▸ **Record list**:

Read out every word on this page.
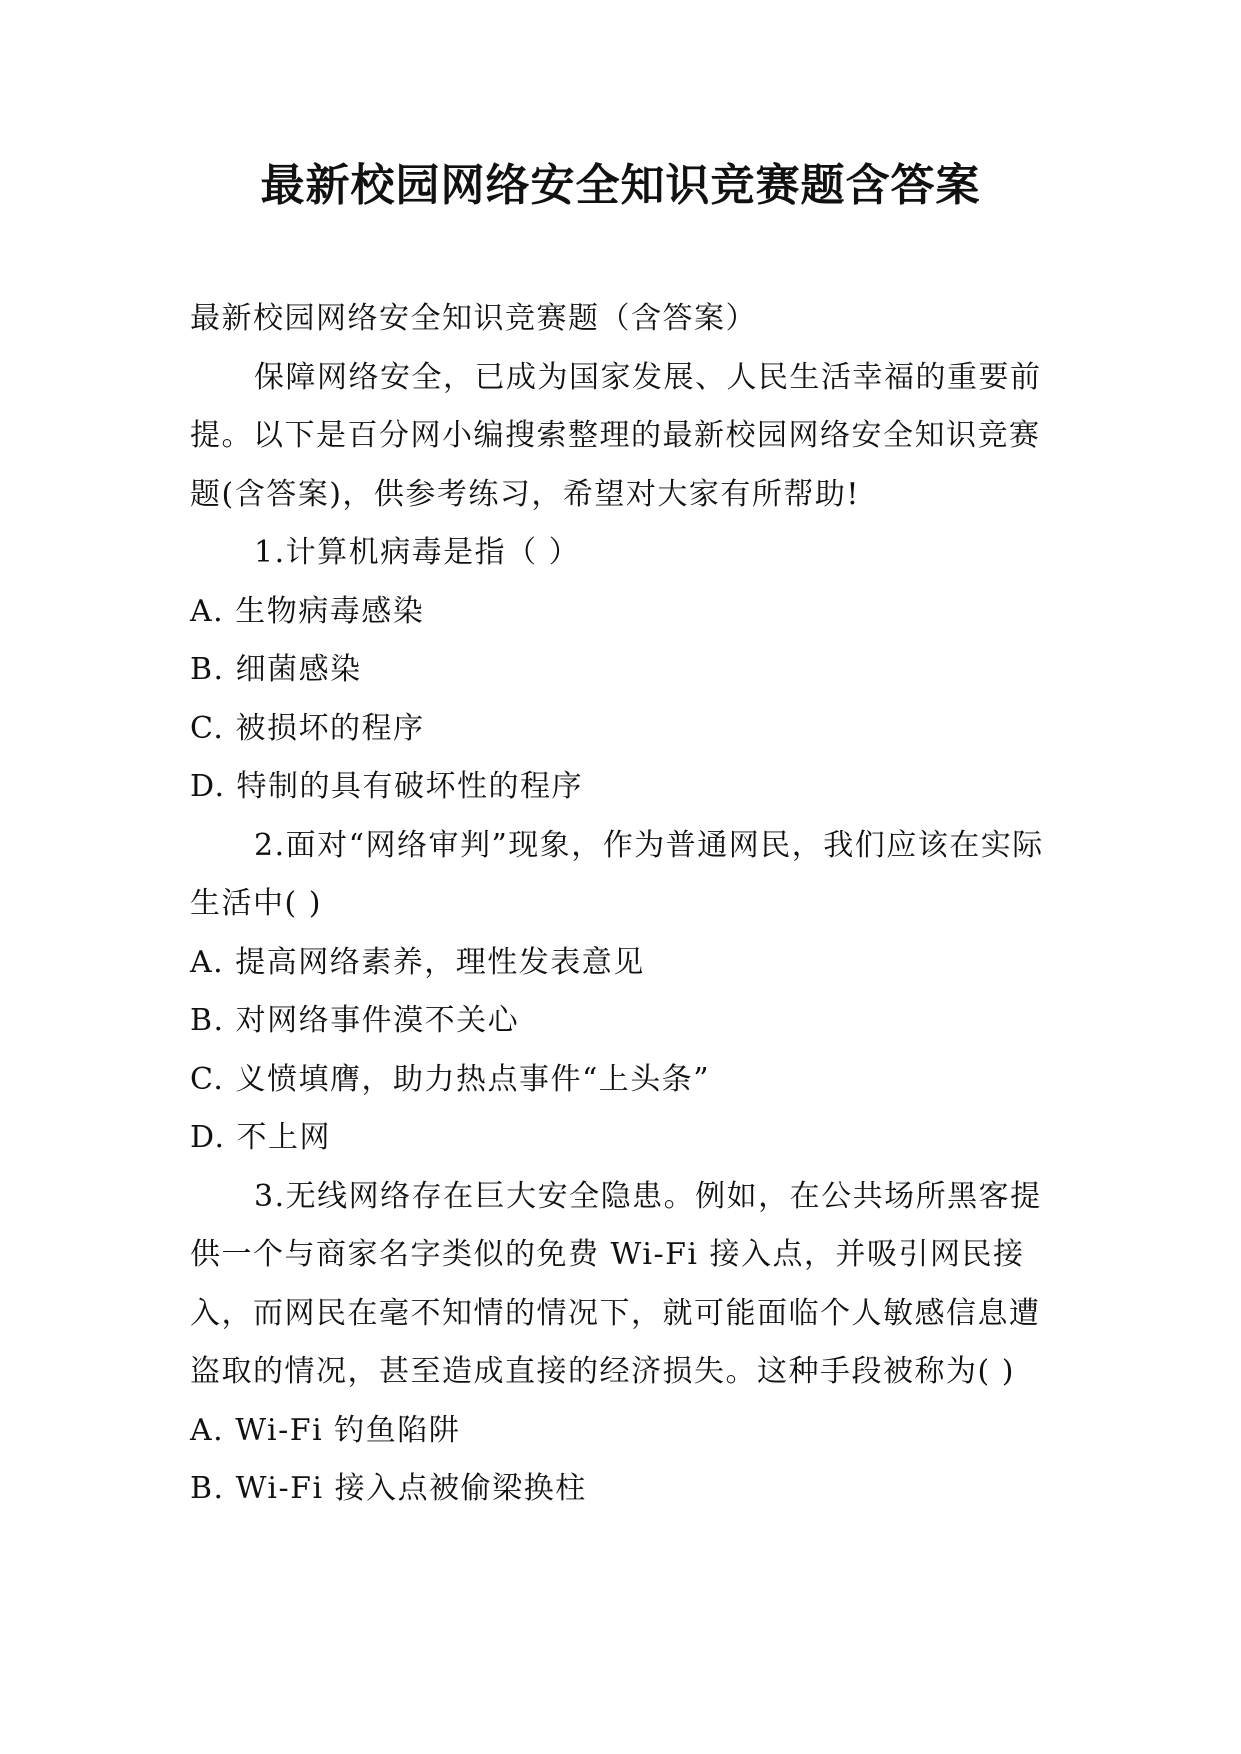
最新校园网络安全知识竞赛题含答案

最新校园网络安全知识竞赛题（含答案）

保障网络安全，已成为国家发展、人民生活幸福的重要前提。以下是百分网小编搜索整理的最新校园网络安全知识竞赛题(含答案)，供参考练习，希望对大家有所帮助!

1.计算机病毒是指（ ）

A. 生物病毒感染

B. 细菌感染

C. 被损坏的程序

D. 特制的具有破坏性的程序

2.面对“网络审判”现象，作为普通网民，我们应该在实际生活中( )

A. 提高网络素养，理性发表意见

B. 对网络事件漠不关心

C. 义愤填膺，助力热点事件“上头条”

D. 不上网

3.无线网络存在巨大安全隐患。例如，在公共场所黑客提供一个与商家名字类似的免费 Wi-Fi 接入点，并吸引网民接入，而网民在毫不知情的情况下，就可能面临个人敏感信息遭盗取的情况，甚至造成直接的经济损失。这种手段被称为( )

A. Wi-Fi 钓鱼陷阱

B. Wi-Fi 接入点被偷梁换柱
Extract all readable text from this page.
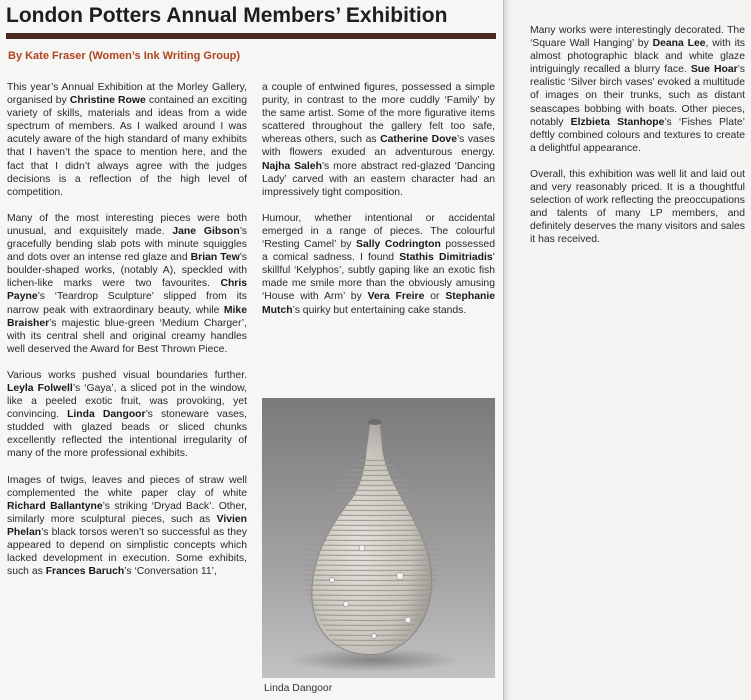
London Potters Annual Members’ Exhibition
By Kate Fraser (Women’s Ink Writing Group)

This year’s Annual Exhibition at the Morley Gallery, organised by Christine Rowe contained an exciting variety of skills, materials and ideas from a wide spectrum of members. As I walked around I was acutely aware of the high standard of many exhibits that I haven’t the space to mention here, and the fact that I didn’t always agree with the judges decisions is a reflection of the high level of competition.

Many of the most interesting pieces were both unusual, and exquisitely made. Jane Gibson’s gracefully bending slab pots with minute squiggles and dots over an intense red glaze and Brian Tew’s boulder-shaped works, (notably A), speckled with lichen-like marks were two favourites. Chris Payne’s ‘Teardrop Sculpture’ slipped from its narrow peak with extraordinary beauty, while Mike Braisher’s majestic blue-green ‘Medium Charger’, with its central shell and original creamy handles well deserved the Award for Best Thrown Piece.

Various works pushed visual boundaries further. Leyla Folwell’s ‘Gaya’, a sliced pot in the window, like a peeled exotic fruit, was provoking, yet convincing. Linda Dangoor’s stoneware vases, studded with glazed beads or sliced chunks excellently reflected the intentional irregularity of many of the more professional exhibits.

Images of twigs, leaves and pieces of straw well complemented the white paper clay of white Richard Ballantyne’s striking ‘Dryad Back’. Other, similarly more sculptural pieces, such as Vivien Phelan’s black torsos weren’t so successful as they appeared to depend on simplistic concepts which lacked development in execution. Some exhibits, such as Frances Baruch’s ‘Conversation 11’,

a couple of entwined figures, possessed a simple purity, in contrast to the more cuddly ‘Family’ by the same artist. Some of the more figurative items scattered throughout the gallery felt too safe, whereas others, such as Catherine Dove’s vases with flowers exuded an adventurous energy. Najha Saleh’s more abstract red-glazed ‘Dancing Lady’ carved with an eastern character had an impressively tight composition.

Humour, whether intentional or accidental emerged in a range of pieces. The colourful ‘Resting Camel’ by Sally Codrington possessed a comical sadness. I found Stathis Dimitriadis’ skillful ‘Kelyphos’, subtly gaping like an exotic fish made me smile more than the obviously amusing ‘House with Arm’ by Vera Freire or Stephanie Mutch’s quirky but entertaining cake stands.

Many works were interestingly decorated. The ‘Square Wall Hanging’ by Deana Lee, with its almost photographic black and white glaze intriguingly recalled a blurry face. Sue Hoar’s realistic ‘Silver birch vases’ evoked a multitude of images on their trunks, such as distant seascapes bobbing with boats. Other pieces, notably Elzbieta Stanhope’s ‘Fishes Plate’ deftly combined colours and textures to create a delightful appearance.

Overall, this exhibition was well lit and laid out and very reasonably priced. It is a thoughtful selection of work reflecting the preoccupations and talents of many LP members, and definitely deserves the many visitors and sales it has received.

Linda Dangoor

▸ **Request**: Show every line from the listing above in which the string "Dangoor" appears.

▸ **Correct output**:
Various works pushed visual boundaries further. Leyla Folwell’s ‘Gaya’, a sliced pot in the window, like a peeled exotic fruit, was provoking, yet convincing. Linda Dangoor’s stoneware vases, studded with glazed beads or sliced chunks excellently reflected the intentional irregularity of many of the more professional exhibits.
Linda Dangoor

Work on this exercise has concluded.